Data extract:

::::::::

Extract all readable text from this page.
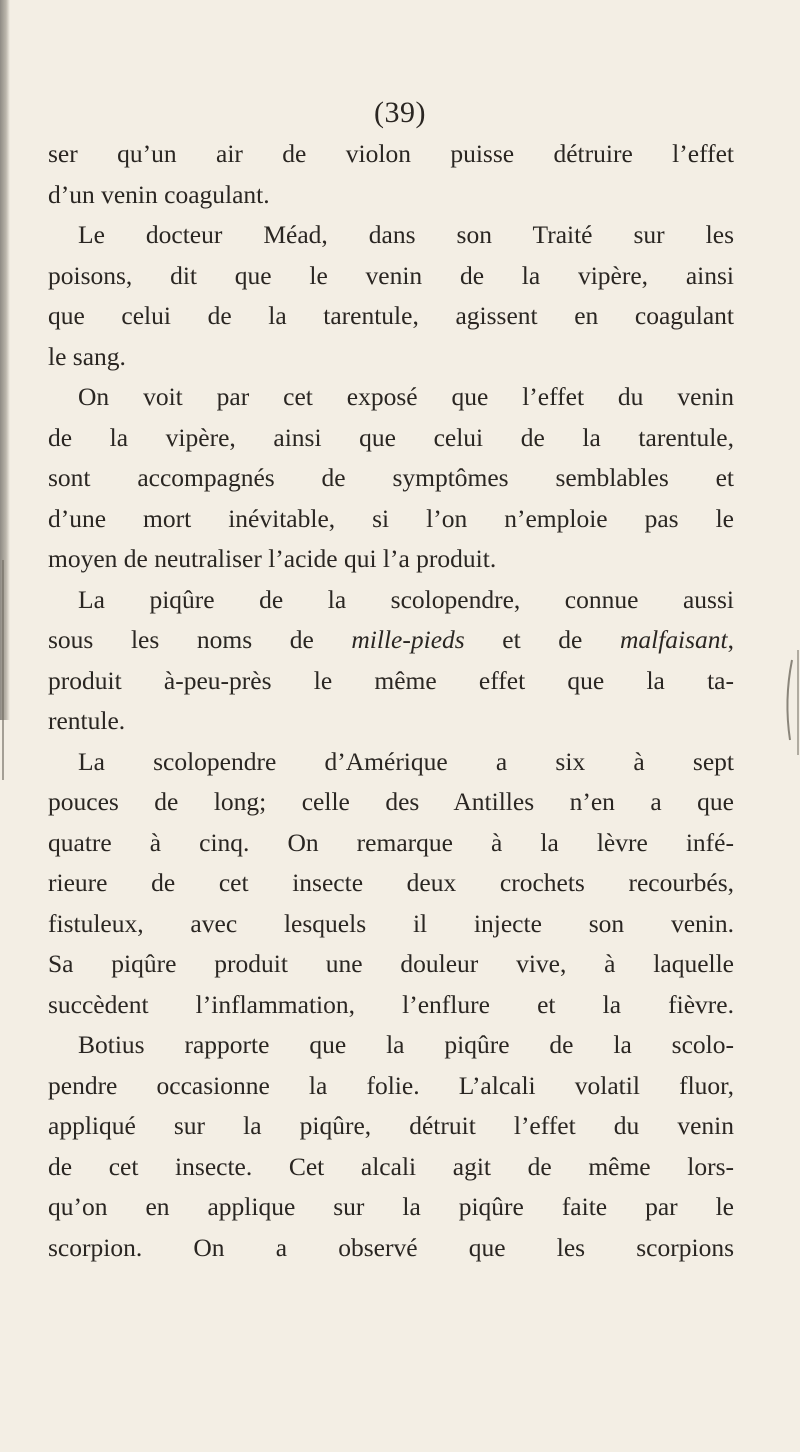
(39)
ser qu’un air de violon puisse détruire l’effet
d’un venin coagulant.
Le docteur Méad, dans son Traité sur les
poisons, dit que le venin de la vipère, ainsi
que celui de la tarentule, agissent en coagulant
le sang.
On voit par cet exposé que l’effet du venin
de la vipère, ainsi que celui de la tarentule,
sont accompagnés de symptômes semblables et
d’une mort inévitable, si l’on n’emploie pas le
moyen de neutraliser l’acide qui l’a produit.
La piqûre de la scolopendre, connue aussi
sous les noms de mille-pieds et de malfaisant,
produit à-peu-près le même effet que la ta-
rentule.
La scolopendre d’Amérique a six à sept
pouces de long; celle des Antilles n’en a que
quatre à cinq. On remarque à la lèvre infé-
rieure de cet insecte deux crochets recourbés,
fistuleux, avec lesquels il injecte son venin.
Sa piqûre produit une douleur vive, à laquelle
succèdent l’inflammation, l’enflure et la fièvre.
Botius rapporte que la piqûre de la scolo-
pendre occasionne la folie. L’alcali volatil fluor,
appliqué sur la piqûre, détruit l’effet du venin
de cet insecte. Cet alcali agit de même lors-
qu’on en applique sur la piqûre faite par le
scorpion. On a observé que les scorpions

::::::::

Stated task: From the records above, pull out each line that has "ainsi".

Final result:
poisons, dit que le venin de la vipère, ainsi
de la vipère, ainsi que celui de la tarentule,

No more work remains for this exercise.